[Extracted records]
* * * *
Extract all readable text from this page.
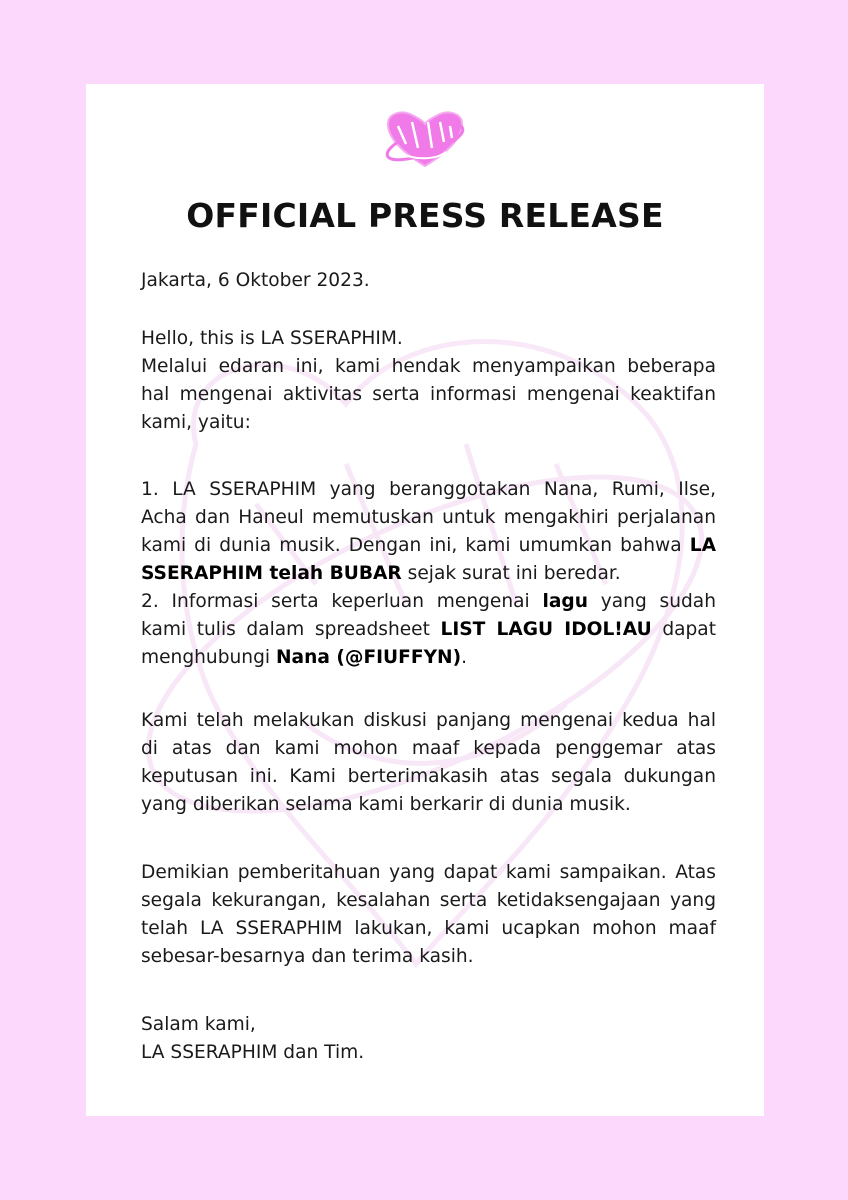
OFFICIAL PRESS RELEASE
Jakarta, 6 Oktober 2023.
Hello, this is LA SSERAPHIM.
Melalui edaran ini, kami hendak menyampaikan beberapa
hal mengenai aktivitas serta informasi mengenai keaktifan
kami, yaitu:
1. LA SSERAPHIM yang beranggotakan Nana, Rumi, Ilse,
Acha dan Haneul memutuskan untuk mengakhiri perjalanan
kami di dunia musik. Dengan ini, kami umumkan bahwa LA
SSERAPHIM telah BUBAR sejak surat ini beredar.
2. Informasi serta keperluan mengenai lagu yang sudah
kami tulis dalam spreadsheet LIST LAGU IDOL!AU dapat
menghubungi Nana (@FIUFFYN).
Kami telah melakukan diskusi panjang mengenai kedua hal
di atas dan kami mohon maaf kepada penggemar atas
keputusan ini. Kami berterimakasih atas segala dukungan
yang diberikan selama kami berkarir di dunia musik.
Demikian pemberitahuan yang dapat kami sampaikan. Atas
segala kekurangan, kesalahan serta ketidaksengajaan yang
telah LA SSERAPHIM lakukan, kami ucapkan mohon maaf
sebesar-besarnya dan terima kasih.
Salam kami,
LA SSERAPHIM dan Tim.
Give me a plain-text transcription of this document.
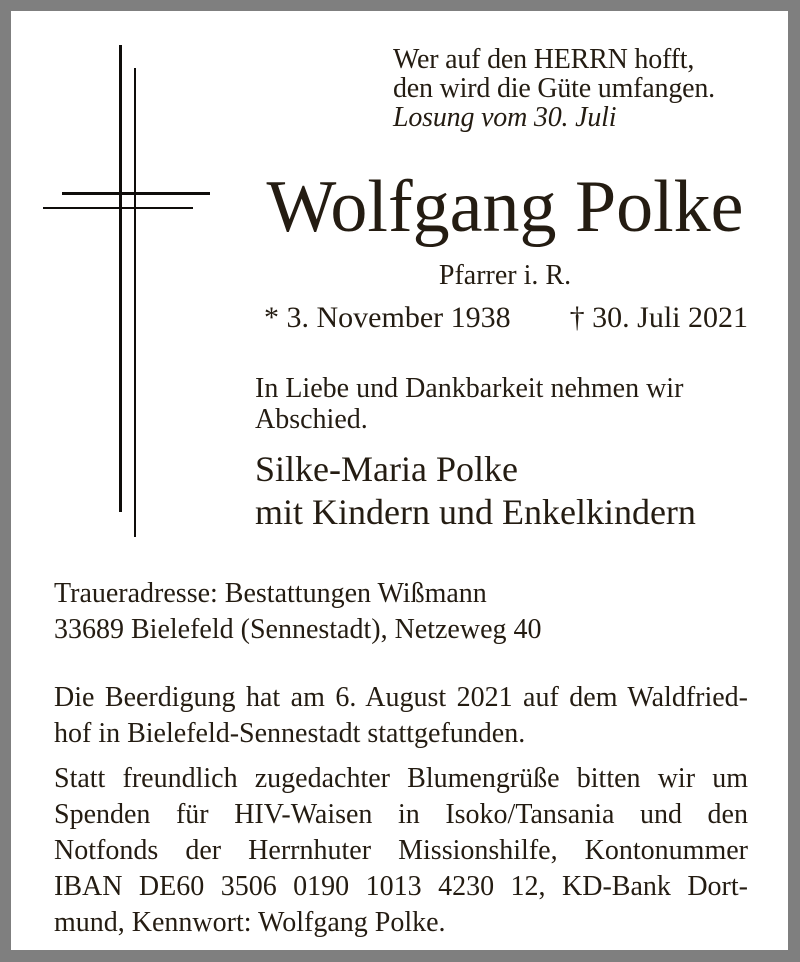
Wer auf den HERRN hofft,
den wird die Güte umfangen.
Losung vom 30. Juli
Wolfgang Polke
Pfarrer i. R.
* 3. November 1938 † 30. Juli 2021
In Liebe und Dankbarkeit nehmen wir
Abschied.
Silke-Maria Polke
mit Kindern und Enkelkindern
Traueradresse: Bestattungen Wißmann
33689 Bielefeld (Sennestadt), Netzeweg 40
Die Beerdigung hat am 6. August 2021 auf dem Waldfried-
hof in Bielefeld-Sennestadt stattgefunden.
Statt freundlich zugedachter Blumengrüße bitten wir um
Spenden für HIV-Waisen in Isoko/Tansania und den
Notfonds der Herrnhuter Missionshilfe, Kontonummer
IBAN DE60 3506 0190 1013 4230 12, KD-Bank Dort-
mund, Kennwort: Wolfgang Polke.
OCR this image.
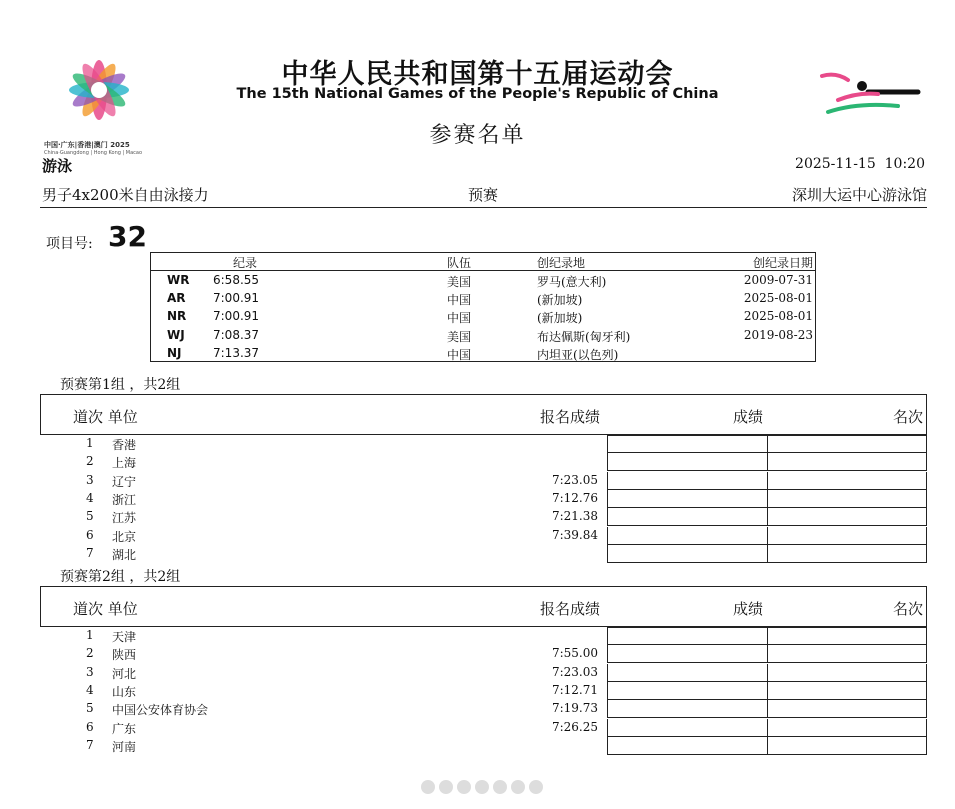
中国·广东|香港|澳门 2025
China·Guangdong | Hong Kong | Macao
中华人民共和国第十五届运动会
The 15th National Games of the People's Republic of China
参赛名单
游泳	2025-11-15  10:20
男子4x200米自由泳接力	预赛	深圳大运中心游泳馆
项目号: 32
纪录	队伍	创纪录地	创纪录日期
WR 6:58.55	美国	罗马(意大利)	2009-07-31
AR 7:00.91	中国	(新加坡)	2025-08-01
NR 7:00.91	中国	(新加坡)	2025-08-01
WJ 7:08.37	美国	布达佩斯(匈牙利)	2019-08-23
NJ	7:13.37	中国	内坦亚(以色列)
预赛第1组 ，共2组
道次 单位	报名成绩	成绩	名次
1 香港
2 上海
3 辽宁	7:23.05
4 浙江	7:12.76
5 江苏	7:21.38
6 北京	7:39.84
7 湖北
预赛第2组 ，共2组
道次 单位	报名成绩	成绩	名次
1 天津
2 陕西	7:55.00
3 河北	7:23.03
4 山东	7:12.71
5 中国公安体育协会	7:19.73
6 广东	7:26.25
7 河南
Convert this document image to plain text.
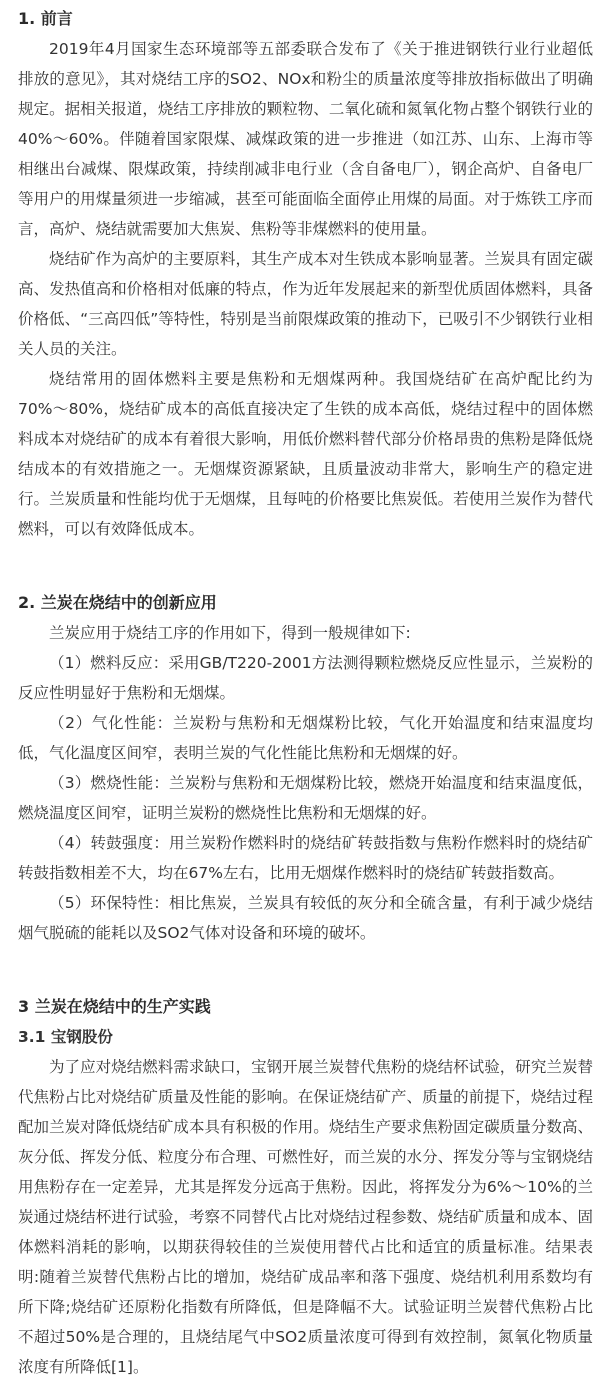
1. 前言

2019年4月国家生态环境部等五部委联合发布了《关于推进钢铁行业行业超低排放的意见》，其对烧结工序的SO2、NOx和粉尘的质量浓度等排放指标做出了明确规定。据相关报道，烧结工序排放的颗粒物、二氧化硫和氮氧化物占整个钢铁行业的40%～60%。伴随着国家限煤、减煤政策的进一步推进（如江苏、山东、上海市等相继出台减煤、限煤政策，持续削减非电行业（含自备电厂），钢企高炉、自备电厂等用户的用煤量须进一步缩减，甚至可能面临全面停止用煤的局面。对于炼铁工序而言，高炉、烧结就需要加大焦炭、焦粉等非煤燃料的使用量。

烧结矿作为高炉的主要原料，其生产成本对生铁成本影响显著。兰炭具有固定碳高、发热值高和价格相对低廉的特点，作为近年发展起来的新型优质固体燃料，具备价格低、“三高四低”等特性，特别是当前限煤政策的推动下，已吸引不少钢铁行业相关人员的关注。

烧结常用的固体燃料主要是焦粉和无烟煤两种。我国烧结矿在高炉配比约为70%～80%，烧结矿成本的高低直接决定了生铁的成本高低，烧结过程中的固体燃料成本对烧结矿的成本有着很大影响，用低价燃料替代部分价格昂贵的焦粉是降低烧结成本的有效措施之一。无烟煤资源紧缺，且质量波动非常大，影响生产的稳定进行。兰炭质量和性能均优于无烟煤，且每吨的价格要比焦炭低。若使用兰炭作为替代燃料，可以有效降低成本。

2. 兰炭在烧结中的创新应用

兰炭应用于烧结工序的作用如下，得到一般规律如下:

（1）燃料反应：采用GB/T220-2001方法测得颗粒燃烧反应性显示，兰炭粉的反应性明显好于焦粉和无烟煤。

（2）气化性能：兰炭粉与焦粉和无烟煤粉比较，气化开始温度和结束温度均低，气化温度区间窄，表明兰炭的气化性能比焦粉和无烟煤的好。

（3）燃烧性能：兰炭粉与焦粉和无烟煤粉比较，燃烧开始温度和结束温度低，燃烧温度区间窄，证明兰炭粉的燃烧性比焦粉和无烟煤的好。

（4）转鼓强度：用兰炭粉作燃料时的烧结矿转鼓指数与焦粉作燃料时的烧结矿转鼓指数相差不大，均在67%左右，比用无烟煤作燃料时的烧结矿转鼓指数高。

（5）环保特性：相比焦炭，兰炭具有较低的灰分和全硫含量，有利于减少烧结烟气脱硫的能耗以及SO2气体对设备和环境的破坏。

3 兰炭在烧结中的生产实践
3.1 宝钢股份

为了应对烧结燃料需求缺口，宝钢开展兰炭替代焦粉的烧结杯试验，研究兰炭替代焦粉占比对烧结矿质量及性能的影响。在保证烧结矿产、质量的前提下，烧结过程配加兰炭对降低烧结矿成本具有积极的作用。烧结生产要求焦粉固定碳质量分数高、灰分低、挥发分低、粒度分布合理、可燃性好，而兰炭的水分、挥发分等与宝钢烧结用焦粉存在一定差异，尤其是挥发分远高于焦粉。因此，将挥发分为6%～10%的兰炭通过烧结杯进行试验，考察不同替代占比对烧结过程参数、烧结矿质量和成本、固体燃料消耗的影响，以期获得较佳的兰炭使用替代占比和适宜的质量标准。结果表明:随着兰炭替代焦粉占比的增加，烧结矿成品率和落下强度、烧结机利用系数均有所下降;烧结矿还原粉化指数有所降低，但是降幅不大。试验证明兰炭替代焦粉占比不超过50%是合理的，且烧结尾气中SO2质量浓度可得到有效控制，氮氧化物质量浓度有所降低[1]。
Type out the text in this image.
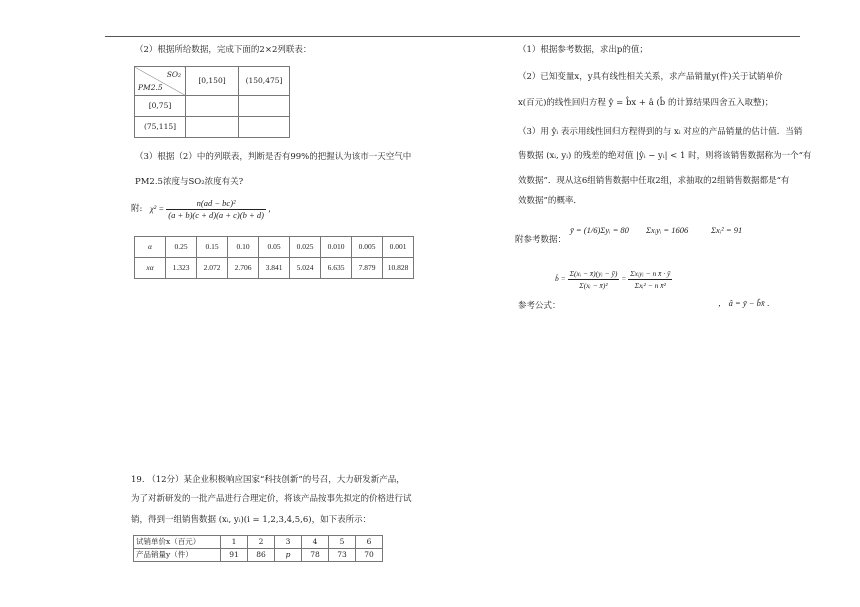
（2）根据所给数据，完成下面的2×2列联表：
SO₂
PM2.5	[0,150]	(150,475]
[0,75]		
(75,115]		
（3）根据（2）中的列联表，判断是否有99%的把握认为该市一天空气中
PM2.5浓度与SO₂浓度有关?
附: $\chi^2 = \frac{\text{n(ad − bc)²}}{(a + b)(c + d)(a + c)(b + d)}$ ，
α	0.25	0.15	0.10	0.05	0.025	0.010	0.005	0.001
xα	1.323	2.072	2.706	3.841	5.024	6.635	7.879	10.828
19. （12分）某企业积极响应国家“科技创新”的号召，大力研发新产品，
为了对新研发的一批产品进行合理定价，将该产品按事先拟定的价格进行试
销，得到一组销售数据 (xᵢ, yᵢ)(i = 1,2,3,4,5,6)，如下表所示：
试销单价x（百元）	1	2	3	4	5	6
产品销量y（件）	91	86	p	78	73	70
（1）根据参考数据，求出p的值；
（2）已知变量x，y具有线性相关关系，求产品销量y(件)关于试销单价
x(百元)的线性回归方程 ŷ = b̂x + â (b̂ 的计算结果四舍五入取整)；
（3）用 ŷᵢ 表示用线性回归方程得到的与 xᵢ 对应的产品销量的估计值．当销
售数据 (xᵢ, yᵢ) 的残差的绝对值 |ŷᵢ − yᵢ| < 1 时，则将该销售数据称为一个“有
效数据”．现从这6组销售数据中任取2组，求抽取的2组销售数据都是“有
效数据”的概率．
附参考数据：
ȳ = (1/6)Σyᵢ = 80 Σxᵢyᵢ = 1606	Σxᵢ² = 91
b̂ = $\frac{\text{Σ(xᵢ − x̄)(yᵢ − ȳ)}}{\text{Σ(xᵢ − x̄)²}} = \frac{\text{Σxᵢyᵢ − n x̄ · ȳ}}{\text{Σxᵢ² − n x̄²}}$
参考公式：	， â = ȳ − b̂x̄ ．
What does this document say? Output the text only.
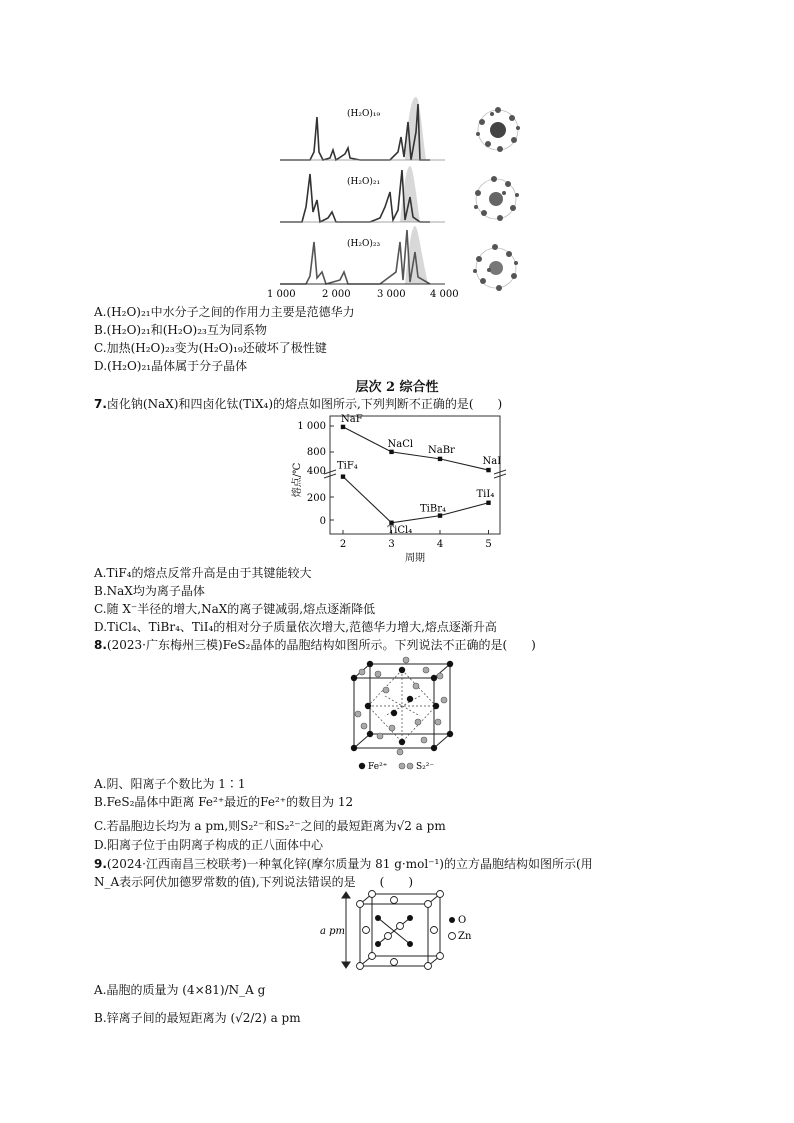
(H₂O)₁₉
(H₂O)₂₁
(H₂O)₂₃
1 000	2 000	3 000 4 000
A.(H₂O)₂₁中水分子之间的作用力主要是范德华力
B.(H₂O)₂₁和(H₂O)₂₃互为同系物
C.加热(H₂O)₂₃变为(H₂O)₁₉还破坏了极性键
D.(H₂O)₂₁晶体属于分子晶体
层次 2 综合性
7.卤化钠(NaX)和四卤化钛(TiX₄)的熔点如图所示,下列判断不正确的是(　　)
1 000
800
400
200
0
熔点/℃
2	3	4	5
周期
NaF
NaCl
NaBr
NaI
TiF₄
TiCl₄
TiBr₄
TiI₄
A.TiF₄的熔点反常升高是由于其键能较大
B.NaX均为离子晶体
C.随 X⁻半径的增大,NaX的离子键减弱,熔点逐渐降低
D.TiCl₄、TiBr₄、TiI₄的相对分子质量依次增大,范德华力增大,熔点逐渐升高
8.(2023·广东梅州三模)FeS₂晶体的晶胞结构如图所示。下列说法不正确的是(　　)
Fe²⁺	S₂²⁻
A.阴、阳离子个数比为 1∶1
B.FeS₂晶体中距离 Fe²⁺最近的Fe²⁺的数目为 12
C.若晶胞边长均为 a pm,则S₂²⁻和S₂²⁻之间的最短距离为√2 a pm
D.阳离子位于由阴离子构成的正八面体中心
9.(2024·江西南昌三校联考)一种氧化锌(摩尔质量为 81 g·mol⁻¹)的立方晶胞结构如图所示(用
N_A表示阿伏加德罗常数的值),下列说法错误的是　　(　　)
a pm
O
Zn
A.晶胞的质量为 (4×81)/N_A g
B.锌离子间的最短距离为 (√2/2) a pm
* * * *
## [Problem to work on]
Looking back at the lines above, state how many contain the word "serta", and supply nothing besides the number.

## [Task solution]
3